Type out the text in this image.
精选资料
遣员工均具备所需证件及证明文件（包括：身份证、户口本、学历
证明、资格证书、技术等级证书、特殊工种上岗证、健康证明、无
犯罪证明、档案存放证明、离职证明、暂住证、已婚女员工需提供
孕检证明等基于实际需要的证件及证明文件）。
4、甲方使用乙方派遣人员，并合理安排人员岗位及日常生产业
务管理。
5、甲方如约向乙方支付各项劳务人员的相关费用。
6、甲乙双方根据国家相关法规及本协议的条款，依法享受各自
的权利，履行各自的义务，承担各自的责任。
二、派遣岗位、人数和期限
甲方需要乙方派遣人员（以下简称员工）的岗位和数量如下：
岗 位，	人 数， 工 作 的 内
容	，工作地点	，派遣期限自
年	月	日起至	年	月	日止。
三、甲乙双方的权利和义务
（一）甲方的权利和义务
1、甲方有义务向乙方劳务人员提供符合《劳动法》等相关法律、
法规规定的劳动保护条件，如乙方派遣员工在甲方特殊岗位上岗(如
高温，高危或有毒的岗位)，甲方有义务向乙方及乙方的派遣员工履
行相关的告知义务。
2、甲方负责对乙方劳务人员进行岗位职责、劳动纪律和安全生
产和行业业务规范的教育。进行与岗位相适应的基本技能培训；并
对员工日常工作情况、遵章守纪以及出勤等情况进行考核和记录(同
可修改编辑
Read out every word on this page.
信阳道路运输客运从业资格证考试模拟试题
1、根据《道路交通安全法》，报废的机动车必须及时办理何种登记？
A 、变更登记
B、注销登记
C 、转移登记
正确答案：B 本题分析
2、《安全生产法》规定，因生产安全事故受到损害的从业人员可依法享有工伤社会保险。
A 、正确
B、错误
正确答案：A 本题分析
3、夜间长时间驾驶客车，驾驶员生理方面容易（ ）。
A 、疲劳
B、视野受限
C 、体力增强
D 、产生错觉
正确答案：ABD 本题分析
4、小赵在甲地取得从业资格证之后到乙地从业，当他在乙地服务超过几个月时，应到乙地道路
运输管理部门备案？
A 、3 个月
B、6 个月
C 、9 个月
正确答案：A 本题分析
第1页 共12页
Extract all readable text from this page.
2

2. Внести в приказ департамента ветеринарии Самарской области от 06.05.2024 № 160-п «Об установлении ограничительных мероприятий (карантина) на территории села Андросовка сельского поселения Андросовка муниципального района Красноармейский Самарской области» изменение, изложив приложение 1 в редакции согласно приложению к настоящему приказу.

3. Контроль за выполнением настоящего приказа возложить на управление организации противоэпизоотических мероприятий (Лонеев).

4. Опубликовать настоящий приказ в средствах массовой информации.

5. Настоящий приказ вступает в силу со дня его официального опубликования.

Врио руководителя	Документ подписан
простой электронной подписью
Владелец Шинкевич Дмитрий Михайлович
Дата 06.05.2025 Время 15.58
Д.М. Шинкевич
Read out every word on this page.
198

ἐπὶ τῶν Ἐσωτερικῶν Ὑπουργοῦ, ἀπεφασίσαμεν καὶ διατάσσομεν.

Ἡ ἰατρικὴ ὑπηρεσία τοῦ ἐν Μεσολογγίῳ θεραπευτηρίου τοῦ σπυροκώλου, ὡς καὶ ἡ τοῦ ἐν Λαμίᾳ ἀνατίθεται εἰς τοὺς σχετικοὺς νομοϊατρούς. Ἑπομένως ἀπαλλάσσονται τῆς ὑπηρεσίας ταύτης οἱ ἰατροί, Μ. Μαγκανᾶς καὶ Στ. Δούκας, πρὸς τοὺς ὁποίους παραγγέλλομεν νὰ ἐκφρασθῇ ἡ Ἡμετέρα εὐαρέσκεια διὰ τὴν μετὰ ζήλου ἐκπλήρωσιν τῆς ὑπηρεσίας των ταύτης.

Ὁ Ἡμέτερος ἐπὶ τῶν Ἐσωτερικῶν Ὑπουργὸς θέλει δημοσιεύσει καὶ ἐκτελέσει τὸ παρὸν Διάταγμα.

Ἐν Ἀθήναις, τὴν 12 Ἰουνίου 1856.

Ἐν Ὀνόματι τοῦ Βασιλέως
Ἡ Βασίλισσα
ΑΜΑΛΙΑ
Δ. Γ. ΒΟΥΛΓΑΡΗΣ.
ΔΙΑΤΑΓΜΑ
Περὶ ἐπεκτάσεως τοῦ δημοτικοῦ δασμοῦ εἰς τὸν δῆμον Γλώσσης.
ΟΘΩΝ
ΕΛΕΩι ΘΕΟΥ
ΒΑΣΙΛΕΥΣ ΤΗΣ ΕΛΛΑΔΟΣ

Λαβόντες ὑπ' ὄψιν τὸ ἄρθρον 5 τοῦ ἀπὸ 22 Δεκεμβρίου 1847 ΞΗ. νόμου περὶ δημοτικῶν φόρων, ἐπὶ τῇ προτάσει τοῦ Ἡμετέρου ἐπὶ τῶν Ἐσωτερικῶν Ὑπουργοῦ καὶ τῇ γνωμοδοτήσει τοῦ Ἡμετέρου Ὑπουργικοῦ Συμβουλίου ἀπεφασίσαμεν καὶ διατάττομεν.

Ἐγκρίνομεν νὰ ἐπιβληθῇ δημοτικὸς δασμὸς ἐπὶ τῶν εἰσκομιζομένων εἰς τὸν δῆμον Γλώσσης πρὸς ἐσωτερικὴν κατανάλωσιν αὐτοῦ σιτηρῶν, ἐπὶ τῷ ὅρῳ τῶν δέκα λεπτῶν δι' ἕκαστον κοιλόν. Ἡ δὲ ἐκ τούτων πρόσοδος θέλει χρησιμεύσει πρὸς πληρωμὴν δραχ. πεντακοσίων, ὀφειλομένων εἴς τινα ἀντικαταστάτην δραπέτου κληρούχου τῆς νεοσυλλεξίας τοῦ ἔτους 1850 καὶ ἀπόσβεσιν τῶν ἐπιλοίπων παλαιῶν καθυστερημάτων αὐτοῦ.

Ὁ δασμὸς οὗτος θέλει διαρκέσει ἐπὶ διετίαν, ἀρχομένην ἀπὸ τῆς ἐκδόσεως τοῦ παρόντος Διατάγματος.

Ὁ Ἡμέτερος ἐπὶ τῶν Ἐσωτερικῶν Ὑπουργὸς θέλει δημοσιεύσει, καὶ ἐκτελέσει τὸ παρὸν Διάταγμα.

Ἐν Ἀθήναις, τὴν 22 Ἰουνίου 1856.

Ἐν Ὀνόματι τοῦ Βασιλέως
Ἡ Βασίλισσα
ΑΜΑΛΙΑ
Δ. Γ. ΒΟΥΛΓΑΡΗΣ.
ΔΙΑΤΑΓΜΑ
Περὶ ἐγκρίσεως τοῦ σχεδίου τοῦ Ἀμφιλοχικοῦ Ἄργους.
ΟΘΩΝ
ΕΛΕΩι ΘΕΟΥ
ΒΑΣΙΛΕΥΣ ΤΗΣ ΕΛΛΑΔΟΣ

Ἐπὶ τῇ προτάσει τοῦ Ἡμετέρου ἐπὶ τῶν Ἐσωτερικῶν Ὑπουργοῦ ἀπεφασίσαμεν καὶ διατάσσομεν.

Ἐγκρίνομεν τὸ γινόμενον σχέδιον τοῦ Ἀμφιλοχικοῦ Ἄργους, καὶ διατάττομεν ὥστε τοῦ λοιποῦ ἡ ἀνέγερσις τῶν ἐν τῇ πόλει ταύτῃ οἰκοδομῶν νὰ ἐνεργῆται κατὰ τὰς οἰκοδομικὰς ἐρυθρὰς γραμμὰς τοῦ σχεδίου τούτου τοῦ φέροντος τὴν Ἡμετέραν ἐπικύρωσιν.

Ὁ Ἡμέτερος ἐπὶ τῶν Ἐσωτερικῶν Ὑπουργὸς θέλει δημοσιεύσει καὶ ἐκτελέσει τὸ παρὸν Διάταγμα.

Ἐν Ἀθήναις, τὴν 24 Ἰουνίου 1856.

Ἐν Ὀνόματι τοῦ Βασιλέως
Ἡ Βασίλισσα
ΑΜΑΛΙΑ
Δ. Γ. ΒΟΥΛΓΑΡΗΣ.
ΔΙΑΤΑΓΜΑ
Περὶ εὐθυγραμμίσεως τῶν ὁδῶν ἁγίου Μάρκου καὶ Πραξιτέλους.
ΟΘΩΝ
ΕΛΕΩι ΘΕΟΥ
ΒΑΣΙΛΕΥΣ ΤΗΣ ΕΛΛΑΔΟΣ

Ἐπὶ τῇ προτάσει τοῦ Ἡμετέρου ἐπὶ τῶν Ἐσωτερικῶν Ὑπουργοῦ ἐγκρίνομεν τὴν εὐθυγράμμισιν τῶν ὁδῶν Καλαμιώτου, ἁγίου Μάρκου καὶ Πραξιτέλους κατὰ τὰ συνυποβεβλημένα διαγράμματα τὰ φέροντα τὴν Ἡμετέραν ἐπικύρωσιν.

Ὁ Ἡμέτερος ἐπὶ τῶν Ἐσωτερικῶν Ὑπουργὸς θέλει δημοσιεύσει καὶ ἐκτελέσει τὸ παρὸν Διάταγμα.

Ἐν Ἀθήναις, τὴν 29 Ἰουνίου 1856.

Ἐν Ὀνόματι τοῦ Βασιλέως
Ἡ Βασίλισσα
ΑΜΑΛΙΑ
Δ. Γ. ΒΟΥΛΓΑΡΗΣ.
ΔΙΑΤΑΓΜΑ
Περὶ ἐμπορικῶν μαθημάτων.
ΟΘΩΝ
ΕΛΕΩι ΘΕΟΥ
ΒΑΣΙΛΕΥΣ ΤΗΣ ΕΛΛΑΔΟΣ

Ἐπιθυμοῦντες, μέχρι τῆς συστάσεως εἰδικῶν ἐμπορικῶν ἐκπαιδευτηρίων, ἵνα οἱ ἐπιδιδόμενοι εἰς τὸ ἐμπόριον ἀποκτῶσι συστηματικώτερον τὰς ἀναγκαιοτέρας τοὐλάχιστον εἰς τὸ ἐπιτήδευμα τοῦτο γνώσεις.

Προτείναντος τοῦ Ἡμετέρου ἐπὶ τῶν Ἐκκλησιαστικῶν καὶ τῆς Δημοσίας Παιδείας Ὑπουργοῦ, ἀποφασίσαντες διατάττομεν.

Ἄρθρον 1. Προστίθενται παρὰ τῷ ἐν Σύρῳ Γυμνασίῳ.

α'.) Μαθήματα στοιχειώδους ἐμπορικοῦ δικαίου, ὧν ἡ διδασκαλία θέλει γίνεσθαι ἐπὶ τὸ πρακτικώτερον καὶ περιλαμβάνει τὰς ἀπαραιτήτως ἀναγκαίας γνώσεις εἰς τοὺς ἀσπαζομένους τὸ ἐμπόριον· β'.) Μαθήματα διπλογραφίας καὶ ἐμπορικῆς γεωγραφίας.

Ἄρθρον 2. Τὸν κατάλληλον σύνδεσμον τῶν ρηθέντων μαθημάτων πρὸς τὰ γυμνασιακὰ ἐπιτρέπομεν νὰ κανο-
+ + + + +
Look through the entries above and report each line where the string "Πραξιτέλους" occurs.

_Result of the exercise_
Περὶ εὐθυγραμμίσεως τῶν ὁδῶν ἁγίου Μάρκου καὶ Πραξιτέλους.
Ἐπὶ τῇ προτάσει τοῦ Ἡμετέρου ἐπὶ τῶν Ἐσωτερικῶν Ὑπουργοῦ ἐγκρίνομεν τὴν εὐθυγράμμισιν τῶν ὁδῶν Καλαμιώτου, ἁγίου Μάρκου καὶ Πραξιτέλους κατὰ τὰ συνυποβεβλημένα διαγράμματα τὰ φέροντα τὴν Ἡμετέραν ἐπικύρωσιν.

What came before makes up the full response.